* **Prompt**
Pull each line holding "потреби" out of the entries below.

§

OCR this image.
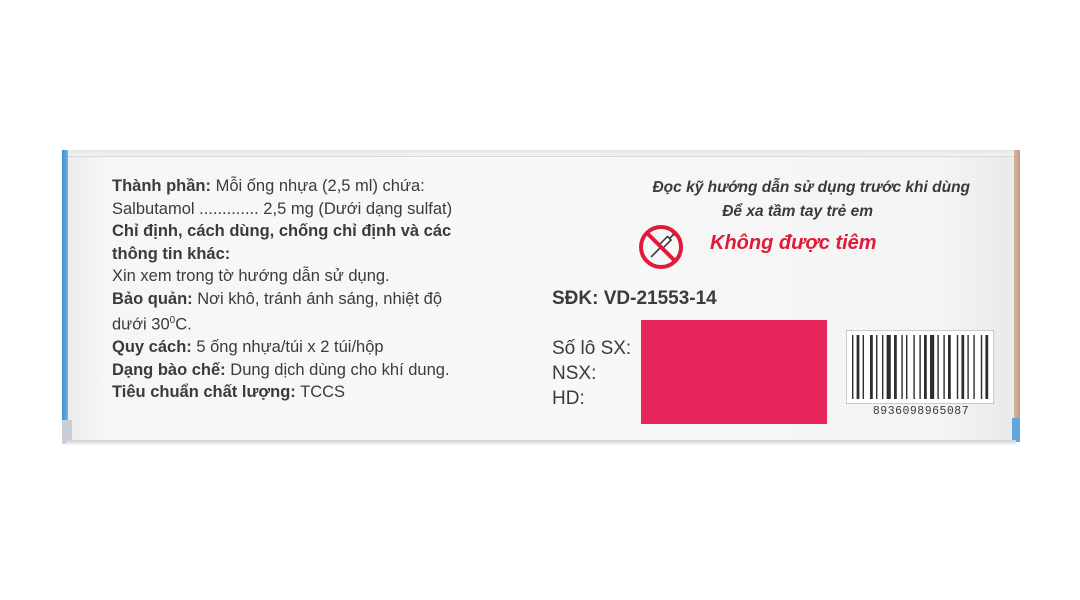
Thành phần: Mỗi ống nhựa (2,5 ml) chứa:
Salbutamol ............. 2,5 mg (Dưới dạng sulfat)
Chỉ định, cách dùng, chống chỉ định và các
thông tin khác:
Xin xem trong tờ hướng dẫn sử dụng.
Bảo quản: Nơi khô, tránh ánh sáng, nhiệt độ
dưới $30^0C$.
Quy cách: 5 ống nhựa/túi x 2 túi/hộp
Dạng bào chế: Dung dịch dùng cho khí dung.
Tiêu chuẩn chất lượng: TCCS
Đọc kỹ hướng dẫn sử dụng trước khi dùng
Để xa tầm tay trẻ em
Không được tiêm
SĐK: VD-21553-14
Số lô SX:
NSX:
HD:
8936098965087
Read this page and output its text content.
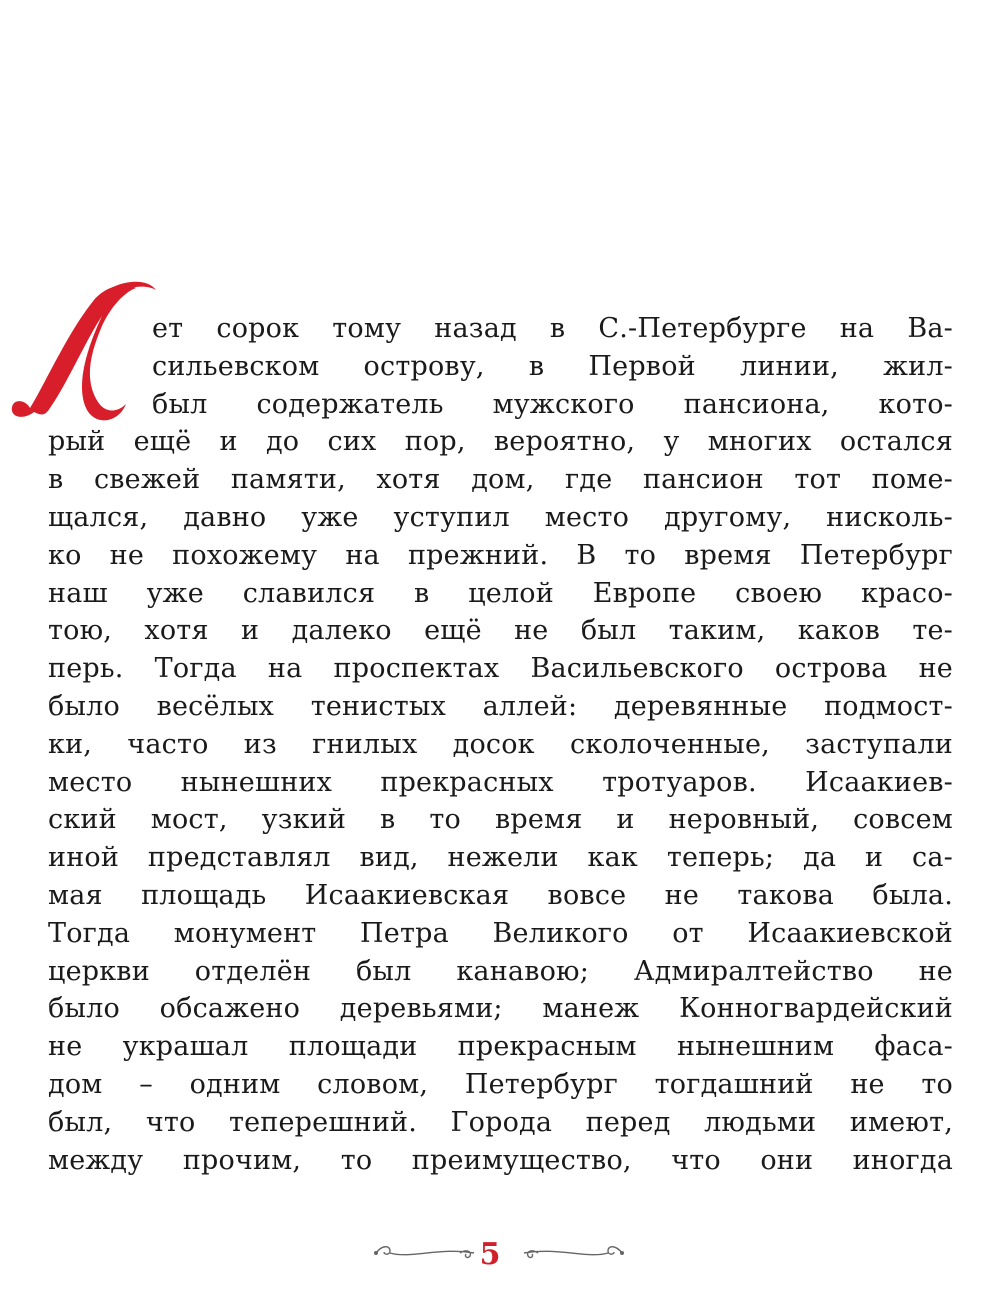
ет сорок тому назад в С.-Петербурге на Ва-
сильевском острову, в Первой линии, жил-
был содержатель мужского пансиона, кото-
рый ещё и до сих пор, вероятно, у многих остался
в свежей памяти, хотя дом, где пансион тот поме-
щался, давно уже уступил место другому, нисколь-
ко не похожему на прежний. В то время Петербург
наш уже славился в целой Европе своею красо-
тою, хотя и далеко ещё не был таким, каков те-
перь. Тогда на проспектах Васильевского острова не
было весёлых тенистых аллей: деревянные подмост-
ки, часто из гнилых досок сколоченные, заступали
место нынешних прекрасных тротуаров. Исаакиев-
ский мост, узкий в то время и неровный, совсем
иной представлял вид, нежели как теперь; да и са-
мая площадь Исаакиевская вовсе не такова была.
Тогда монумент Петра Великого от Исаакиевской
церкви отделён был канавою; Адмиралтейство не
было обсажено деревьями; манеж Конногвардейский
не украшал площади прекрасным нынешним фаса-
дом – одним словом, Петербург тогдашний не то
был, что теперешний. Города перед людьми имеют,
между прочим, то преимущество, что они иногда
5
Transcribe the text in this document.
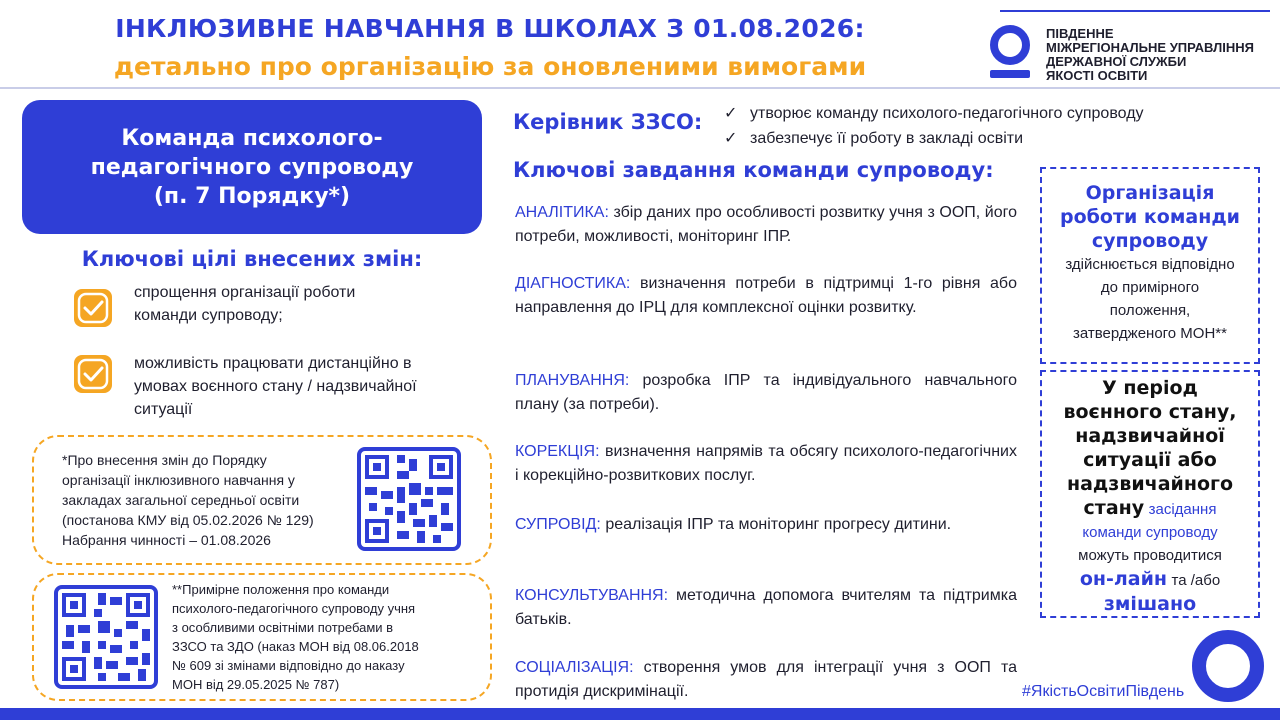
ІНКЛЮЗИВНЕ НАВЧАННЯ В ШКОЛАХ З 01.08.2026:
детально про організацію за оновленими вимогами
ПІВДЕННЕ
МІЖРЕГІОНАЛЬНЕ УПРАВЛІННЯ
ДЕРЖАВНОЇ СЛУЖБИ
ЯКОСТІ ОСВІТИ
Команда психолого-
педагогічного супроводу
(п. 7 Порядку*)
Ключові цілі внесених змін:
спрощення організації роботи
команди супроводу;
можливість працювати дистанційно в
умовах воєнного стану / надзвичайної
ситуації
*Про внесення змін до Порядку
організації інклюзивного навчання у
закладах загальної середньої освіти
(постанова КМУ від 05.02.2026 № 129)
Набрання чинності – 01.08.2026
**Примірне положення про команди
психолого-педагогічного супроводу учня
з особливими освітніми потребами в
ЗЗСО та ЗДО (наказ МОН від 08.06.2018
№ 609 зі змінами відповідно до наказу
МОН від 29.05.2025 № 787)
Керівник ЗЗСО: ✓ утворює команду психолого-педагогічного супроводу
✓ забезпечує її роботу в закладі освіти
Ключові завдання команди супроводу:
АНАЛІТИКА: збір даних про особливості розвитку учня з ООП, його потреби, можливості, моніторинг ІПР.
ДІАГНОСТИКА: визначення потреби в підтримці 1-го рівня або направлення до ІРЦ для комплексної оцінки розвитку.
ПЛАНУВАННЯ: розробка ІПР та індивідуального навчального плану (за потреби).
КОРЕКЦІЯ: визначення напрямів та обсягу психолого-педагогічних і корекційно-розвиткових послуг.
СУПРОВІД: реалізація ІПР та моніторинг прогресу дитини.
КОНСУЛЬТУВАННЯ: методична допомога вчителям та підтримка батьків.
СОЦІАЛІЗАЦІЯ: створення умов для інтеграції учня з ООП та протидія дискримінації.
Організація
роботи команди
супроводу
здійснюється відповідно
до примірного
положення,
затвердженого МОН**
У період
воєнного стану,
надзвичайної
ситуації або
надзвичайного
стану засідання
команди супроводу
можуть проводитися
он-лайн та /або
змішано
#ЯкістьОсвітиПівдень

§

* **Written response**
АНАЛІТИКА: збір даних про особливості розвитку учня з ООП, його потреби, можливості, моніторинг ІПР.
ДІАГНОСТИКА: визначення потреби в підтримці 1-го рівня або направлення до ІРЦ для комплексної оцінки розвитку.
ПЛАНУВАННЯ: розробка ІПР та індивідуального навчального плану (за потреби).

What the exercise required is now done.